> **Excerpt**
--- start ---
Paper - Optimal nonlinear approximation, DeVore (1989)

Fix $d, n$. Let $W$ be a positive integer and $\eta : \mathbb R^W \to C([0, 1]^d)$ be any mapping between the space $\mathbb R^W$ and the space $C([0, 1]^d)$. Suppose that there is a continuous map $\mathcal M : F _ {d, n} \to \mathbb R^W$ such that $ \vert \vert f - \eta (\mathcal M(f) \vert \vert _ \infty \le \epsilon$ for all $f \in F _ {d, n}$. Then $W \ge c\epsilon^{-d/n}$, with some constant $c$ depending only on $n$.
--- end ---
(Spatial annotation records)
--- start ---
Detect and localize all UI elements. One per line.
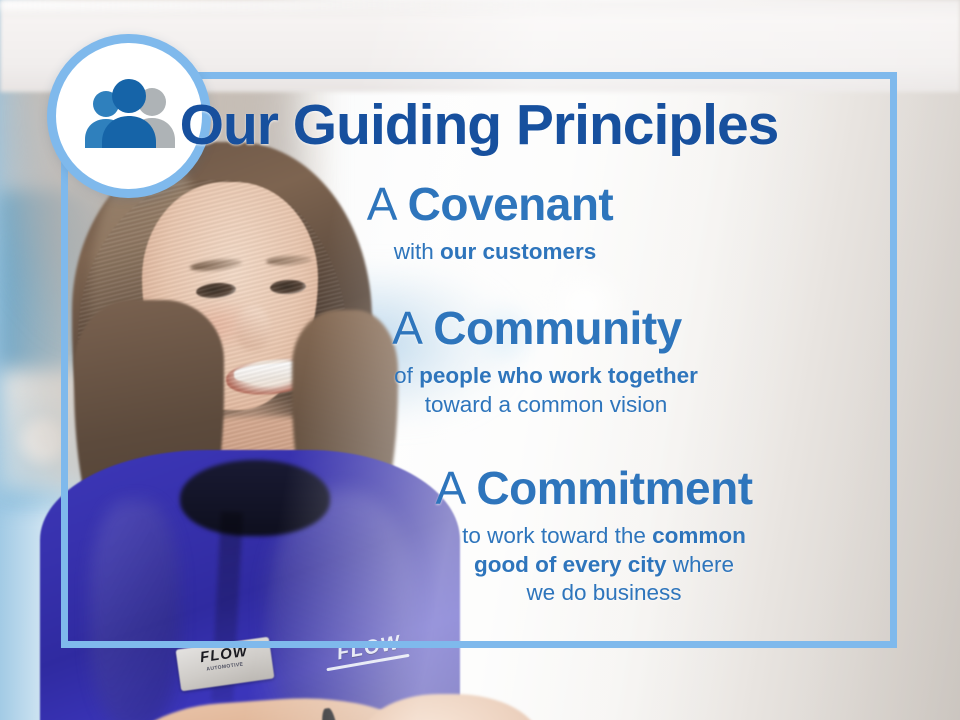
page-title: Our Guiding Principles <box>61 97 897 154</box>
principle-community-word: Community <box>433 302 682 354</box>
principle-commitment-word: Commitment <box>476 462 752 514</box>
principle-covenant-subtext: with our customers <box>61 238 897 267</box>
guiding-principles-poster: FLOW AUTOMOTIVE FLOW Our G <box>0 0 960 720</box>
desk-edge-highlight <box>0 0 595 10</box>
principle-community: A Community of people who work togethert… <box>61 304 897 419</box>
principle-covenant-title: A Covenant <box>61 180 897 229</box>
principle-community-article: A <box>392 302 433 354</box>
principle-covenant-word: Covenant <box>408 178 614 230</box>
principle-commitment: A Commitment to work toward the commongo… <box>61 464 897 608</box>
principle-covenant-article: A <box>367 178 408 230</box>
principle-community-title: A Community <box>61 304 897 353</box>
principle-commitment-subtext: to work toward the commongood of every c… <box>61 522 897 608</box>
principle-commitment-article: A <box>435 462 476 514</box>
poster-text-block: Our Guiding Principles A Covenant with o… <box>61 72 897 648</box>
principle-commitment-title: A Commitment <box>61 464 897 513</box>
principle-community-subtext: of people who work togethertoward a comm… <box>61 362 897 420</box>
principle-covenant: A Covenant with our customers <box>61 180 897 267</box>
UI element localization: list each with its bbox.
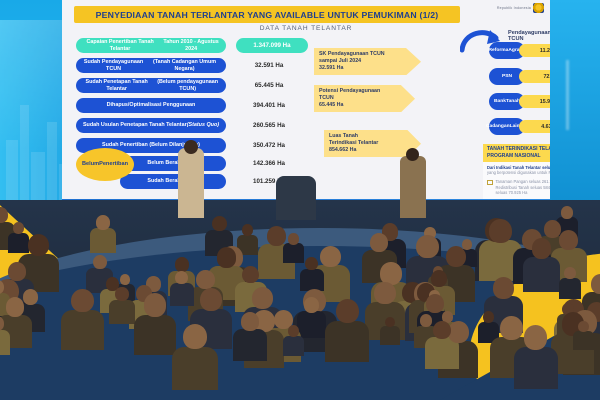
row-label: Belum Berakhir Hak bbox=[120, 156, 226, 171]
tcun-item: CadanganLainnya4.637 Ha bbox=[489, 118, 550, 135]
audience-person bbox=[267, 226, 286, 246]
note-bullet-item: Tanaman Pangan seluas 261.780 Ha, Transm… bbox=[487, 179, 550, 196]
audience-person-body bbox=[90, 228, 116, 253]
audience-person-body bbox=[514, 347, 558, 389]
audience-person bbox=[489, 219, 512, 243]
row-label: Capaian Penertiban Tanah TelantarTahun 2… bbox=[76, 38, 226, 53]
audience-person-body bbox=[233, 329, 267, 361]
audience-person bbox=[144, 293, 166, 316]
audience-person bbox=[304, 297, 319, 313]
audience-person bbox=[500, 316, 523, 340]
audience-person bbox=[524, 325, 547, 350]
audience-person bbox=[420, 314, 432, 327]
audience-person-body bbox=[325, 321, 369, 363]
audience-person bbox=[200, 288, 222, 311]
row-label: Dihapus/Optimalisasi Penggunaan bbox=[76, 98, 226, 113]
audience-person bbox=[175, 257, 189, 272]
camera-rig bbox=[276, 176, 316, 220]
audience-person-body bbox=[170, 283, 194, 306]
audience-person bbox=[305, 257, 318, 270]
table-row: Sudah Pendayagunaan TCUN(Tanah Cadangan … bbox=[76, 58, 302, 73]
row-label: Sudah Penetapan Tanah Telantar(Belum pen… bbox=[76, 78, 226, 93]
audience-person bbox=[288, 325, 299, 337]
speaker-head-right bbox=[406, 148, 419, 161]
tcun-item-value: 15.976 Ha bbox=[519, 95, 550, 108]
--- end ---
> **What to do**
• 1. In the optimal nonlinear approximation excerpt, what lower bound on W does the result give?
• 2. Reproduce the optimal nonlinear approximation excerpt starting at "Paper - Optimal" and ending at "only on $n$.".
• 3. Carry on the optimal nonlinear approximation excerpt from the point where it stops.
These lines stand apart from the optimal nonlinear approximation excerpt.

> **Set of answers**
• 1. W ≥ cε^{-d/n}, where the constant c depends only on n.

• 2.
Paper - Optimal nonlinear approximation, DeVore (1989)

Fix $d, n$. Let $W$ be a positive integer and $\eta : \mathbb R^W \to C([0, 1]^d)$ be any mapping between the space $\mathbb R^W$ and the space $C([0, 1]^d)$. Suppose that there is a continuous map $\mathcal M : F _ {d, n} \to \mathbb R^W$ such that $ \vert \vert f - \eta (\mathcal M(f) \vert \vert _ \infty \le \epsilon$ for all $f \in F _ {d, n}$. Then $W \ge c\epsilon^{-d/n}$, with some constant $c$ depending only on $n$.

• 3.
Here $F _ {d, n}$ is a particular function class, specifically:

• $|f| _ {\mathcal W^{n,\infty}([0,1]^d)}= \max _ {\mathbf n:\, \vert \mathbf n \vert \le n}\operatorname*{ess\,sup} _ {\mathbf x\in[0,1]^d}\bigl \vert D^{\mathbf n} f(\mathbf x)\bigr \vert $ where $\mathbf n = (n _ 1, \ldots, n _ d) \in {0, 1, \ldots}^d, \vert \mathbf n \vert = n _ 1 + \cdots + n _ d$, i.e. the maximum size of the weak derivative over the domain, ignoring sets of measure $0$.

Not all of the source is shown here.